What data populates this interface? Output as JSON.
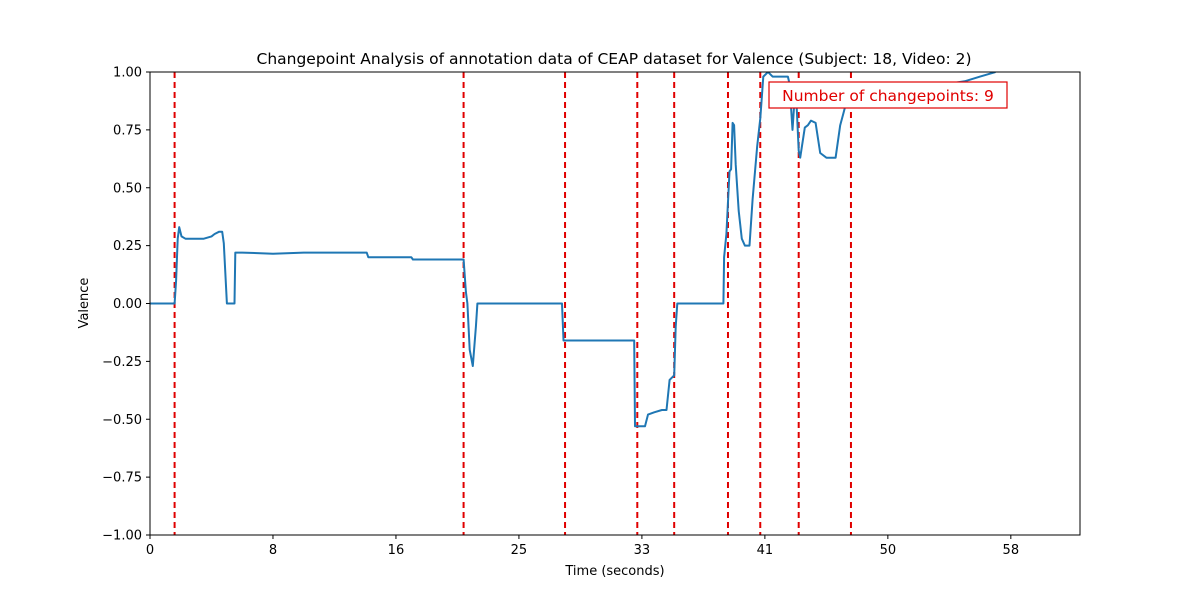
{
  "colors": {
    "series": "#1f77b4",
    "changepoint": "#e00000",
    "annotation": "#e00000",
    "axis": "#000000",
    "background": "#ffffff"
  },
  "chart_data": {
    "type": "line",
    "title": "Changepoint Analysis of annotation data of CEAP dataset for Valence (Subject: 18, Video: 2)",
    "xlabel": "Time (seconds)",
    "ylabel": "Valence",
    "xlim": [
      0,
      60.5
    ],
    "ylim": [
      -1.0,
      1.0
    ],
    "x_ticks": [
      {
        "value": 0,
        "label": "0"
      },
      {
        "value": 8,
        "label": "8"
      },
      {
        "value": 16,
        "label": "16"
      },
      {
        "value": 24,
        "label": "25"
      },
      {
        "value": 32,
        "label": "33"
      },
      {
        "value": 40,
        "label": "41"
      },
      {
        "value": 48,
        "label": "50"
      },
      {
        "value": 56,
        "label": "58"
      }
    ],
    "y_ticks": [
      {
        "value": 1.0,
        "label": "1.00"
      },
      {
        "value": 0.75,
        "label": "0.75"
      },
      {
        "value": 0.5,
        "label": "0.50"
      },
      {
        "value": 0.25,
        "label": "0.25"
      },
      {
        "value": 0.0,
        "label": "0.00"
      },
      {
        "value": -0.25,
        "label": "−0.25"
      },
      {
        "value": -0.5,
        "label": "−0.50"
      },
      {
        "value": -0.75,
        "label": "−0.75"
      },
      {
        "value": -1.0,
        "label": "−1.00"
      }
    ],
    "grid": false,
    "series": [
      {
        "points": [
          [
            0,
            0.0
          ],
          [
            1.6,
            0.0
          ],
          [
            1.7,
            0.1
          ],
          [
            1.8,
            0.28
          ],
          [
            1.9,
            0.33
          ],
          [
            2.05,
            0.29
          ],
          [
            2.3,
            0.28
          ],
          [
            3.5,
            0.28
          ],
          [
            4.0,
            0.29
          ],
          [
            4.2,
            0.3
          ],
          [
            4.5,
            0.31
          ],
          [
            4.7,
            0.31
          ],
          [
            4.8,
            0.26
          ],
          [
            5.0,
            0.0
          ],
          [
            5.4,
            0.0
          ],
          [
            5.5,
            0.0
          ],
          [
            5.55,
            0.22
          ],
          [
            6.0,
            0.22
          ],
          [
            8.0,
            0.215
          ],
          [
            10.0,
            0.22
          ],
          [
            12.0,
            0.22
          ],
          [
            14.1,
            0.22
          ],
          [
            14.2,
            0.2
          ],
          [
            17.0,
            0.2
          ],
          [
            17.1,
            0.19
          ],
          [
            20.4,
            0.19
          ],
          [
            20.55,
            0.05
          ],
          [
            20.65,
            0.0
          ],
          [
            20.8,
            -0.2
          ],
          [
            21.0,
            -0.27
          ],
          [
            21.2,
            -0.1
          ],
          [
            21.3,
            0.0
          ],
          [
            26.8,
            0.0
          ],
          [
            26.9,
            -0.16
          ],
          [
            28.0,
            -0.16
          ],
          [
            31.5,
            -0.16
          ],
          [
            31.55,
            -0.53
          ],
          [
            32.2,
            -0.53
          ],
          [
            32.4,
            -0.48
          ],
          [
            32.8,
            -0.47
          ],
          [
            33.3,
            -0.46
          ],
          [
            33.6,
            -0.46
          ],
          [
            33.8,
            -0.33
          ],
          [
            34.1,
            -0.31
          ],
          [
            34.2,
            -0.1
          ],
          [
            34.3,
            0.0
          ],
          [
            37.3,
            0.0
          ],
          [
            37.35,
            0.2
          ],
          [
            37.5,
            0.3
          ],
          [
            37.7,
            0.57
          ],
          [
            37.8,
            0.58
          ],
          [
            37.9,
            0.78
          ],
          [
            38.0,
            0.77
          ],
          [
            38.1,
            0.6
          ],
          [
            38.3,
            0.4
          ],
          [
            38.5,
            0.28
          ],
          [
            38.7,
            0.25
          ],
          [
            39.0,
            0.25
          ],
          [
            39.2,
            0.45
          ],
          [
            39.5,
            0.68
          ],
          [
            39.7,
            0.8
          ],
          [
            39.9,
            0.98
          ],
          [
            40.2,
            1.0
          ],
          [
            40.5,
            0.98
          ],
          [
            41.5,
            0.98
          ],
          [
            41.6,
            0.95
          ],
          [
            41.8,
            0.75
          ],
          [
            42.0,
            0.95
          ],
          [
            42.2,
            0.66
          ],
          [
            42.3,
            0.63
          ],
          [
            42.6,
            0.76
          ],
          [
            42.8,
            0.77
          ],
          [
            43.0,
            0.79
          ],
          [
            43.3,
            0.78
          ],
          [
            43.6,
            0.65
          ],
          [
            44.0,
            0.63
          ],
          [
            44.6,
            0.63
          ],
          [
            44.9,
            0.77
          ],
          [
            45.1,
            0.82
          ],
          [
            45.5,
            0.92
          ],
          [
            46.0,
            0.93
          ],
          [
            48.0,
            0.94
          ],
          [
            50.0,
            0.95
          ],
          [
            52.0,
            0.95
          ],
          [
            53.0,
            0.96
          ],
          [
            54.0,
            0.98
          ],
          [
            54.5,
            0.99
          ],
          [
            55.0,
            1.0
          ]
        ]
      }
    ],
    "changepoints": [
      1.6,
      20.4,
      27.0,
      31.7,
      34.1,
      37.6,
      39.7,
      42.2,
      45.6
    ],
    "annotation": {
      "text": "Number of changepoints: 9",
      "placement": "top-right"
    }
  }
}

• [Exercise directions] Your job is to transcribe the entries above exactly; skip the pictures.

• [Correct answer]
What data populates this interface? Output as JSON.
{
  "colors": {
    "series": "#1f77b4",
    "changepoint": "#e00000",
    "annotation": "#e00000",
    "axis": "#000000",
    "background": "#ffffff"
  },
  "chart_data": {
    "type": "line",
    "title": "Changepoint Analysis of annotation data of CEAP dataset for Valence (Subject: 18, Video: 2)",
    "xlabel": "Time (seconds)",
    "ylabel": "Valence",
    "xlim": [
      0,
      60.5
    ],
    "ylim": [
      -1.0,
      1.0
    ],
    "x_ticks": [
      {
        "value": 0,
        "label": "0"
      },
      {
        "value": 8,
        "label": "8"
      },
      {
        "value": 16,
        "label": "16"
      },
      {
        "value": 24,
        "label": "25"
      },
      {
        "value": 32,
        "label": "33"
      },
      {
        "value": 40,
        "label": "41"
      },
      {
        "value": 48,
        "label": "50"
      },
      {
        "value": 56,
        "label": "58"
      }
    ],
    "y_ticks": [
      {
        "value": 1.0,
        "label": "1.00"
      },
      {
        "value": 0.75,
        "label": "0.75"
      },
      {
        "value": 0.5,
        "label": "0.50"
      },
      {
        "value": 0.25,
        "label": "0.25"
      },
      {
        "value": 0.0,
        "label": "0.00"
      },
      {
        "value": -0.25,
        "label": "−0.25"
      },
      {
        "value": -0.5,
        "label": "−0.50"
      },
      {
        "value": -0.75,
        "label": "−0.75"
      },
      {
        "value": -1.0,
        "label": "−1.00"
      }
    ],
    "grid": false,
    "series": [
      {
        "points": [
          [
            0,
            0.0
          ],
          [
            1.6,
            0.0
          ],
          [
            1.7,
            0.1
          ],
          [
            1.8,
            0.28
          ],
          [
            1.9,
            0.33
          ],
          [
            2.05,
            0.29
          ],
          [
            2.3,
            0.28
          ],
          [
            3.5,
            0.28
          ],
          [
            4.0,
            0.29
          ],
          [
            4.2,
            0.3
          ],
          [
            4.5,
            0.31
          ],
          [
            4.7,
            0.31
          ],
          [
            4.8,
            0.26
          ],
          [
            5.0,
            0.0
          ],
          [
            5.4,
            0.0
          ],
          [
            5.5,
            0.0
          ],
          [
            5.55,
            0.22
          ],
          [
            6.0,
            0.22
          ],
          [
            8.0,
            0.215
          ],
          [
            10.0,
            0.22
          ],
          [
            12.0,
            0.22
          ],
          [
            14.1,
            0.22
          ],
          [
            14.2,
            0.2
          ],
          [
            17.0,
            0.2
          ],
          [
            17.1,
            0.19
          ],
          [
            20.4,
            0.19
          ],
          [
            20.55,
            0.05
          ],
          [
            20.65,
            0.0
          ],
          [
            20.8,
            -0.2
          ],
          [
            21.0,
            -0.27
          ],
          [
            21.2,
            -0.1
          ],
          [
            21.3,
            0.0
          ],
          [
            26.8,
            0.0
          ],
          [
            26.9,
            -0.16
          ],
          [
            28.0,
            -0.16
          ],
          [
            31.5,
            -0.16
          ],
          [
            31.55,
            -0.53
          ],
          [
            32.2,
            -0.53
          ],
          [
            32.4,
            -0.48
          ],
          [
            32.8,
            -0.47
          ],
          [
            33.3,
            -0.46
          ],
          [
            33.6,
            -0.46
          ],
          [
            33.8,
            -0.33
          ],
          [
            34.1,
            -0.31
          ],
          [
            34.2,
            -0.1
          ],
          [
            34.3,
            0.0
          ],
          [
            37.3,
            0.0
          ],
          [
            37.35,
            0.2
          ],
          [
            37.5,
            0.3
          ],
          [
            37.7,
            0.57
          ],
          [
            37.8,
            0.58
          ],
          [
            37.9,
            0.78
          ],
          [
            38.0,
            0.77
          ],
          [
            38.1,
            0.6
          ],
          [
            38.3,
            0.4
          ],
          [
            38.5,
            0.28
          ],
          [
            38.7,
            0.25
          ],
          [
            39.0,
            0.25
          ],
          [
            39.2,
            0.45
          ],
          [
            39.5,
            0.68
          ],
          [
            39.7,
            0.8
          ],
          [
            39.9,
            0.98
          ],
          [
            40.2,
            1.0
          ],
          [
            40.5,
            0.98
          ],
          [
            41.5,
            0.98
          ],
          [
            41.6,
            0.95
          ],
          [
            41.8,
            0.75
          ],
          [
            42.0,
            0.95
          ],
          [
            42.2,
            0.66
          ],
          [
            42.3,
            0.63
          ],
          [
            42.6,
            0.76
          ],
          [
            42.8,
            0.77
          ],
          [
            43.0,
            0.79
          ],
          [
            43.3,
            0.78
          ],
          [
            43.6,
            0.65
          ],
          [
            44.0,
            0.63
          ],
          [
            44.6,
            0.63
          ],
          [
            44.9,
            0.77
          ],
          [
            45.1,
            0.82
          ],
          [
            45.5,
            0.92
          ],
          [
            46.0,
            0.93
          ],
          [
            48.0,
            0.94
          ],
          [
            50.0,
            0.95
          ],
          [
            52.0,
            0.95
          ],
          [
            53.0,
            0.96
          ],
          [
            54.0,
            0.98
          ],
          [
            54.5,
            0.99
          ],
          [
            55.0,
            1.0
          ]
        ]
      }
    ],
    "changepoints": [
      1.6,
      20.4,
      27.0,
      31.7,
      34.1,
      37.6,
      39.7,
      42.2,
      45.6
    ],
    "annotation": {
      "text": "Number of changepoints: 9",
      "placement": "top-right"
    }
  }
}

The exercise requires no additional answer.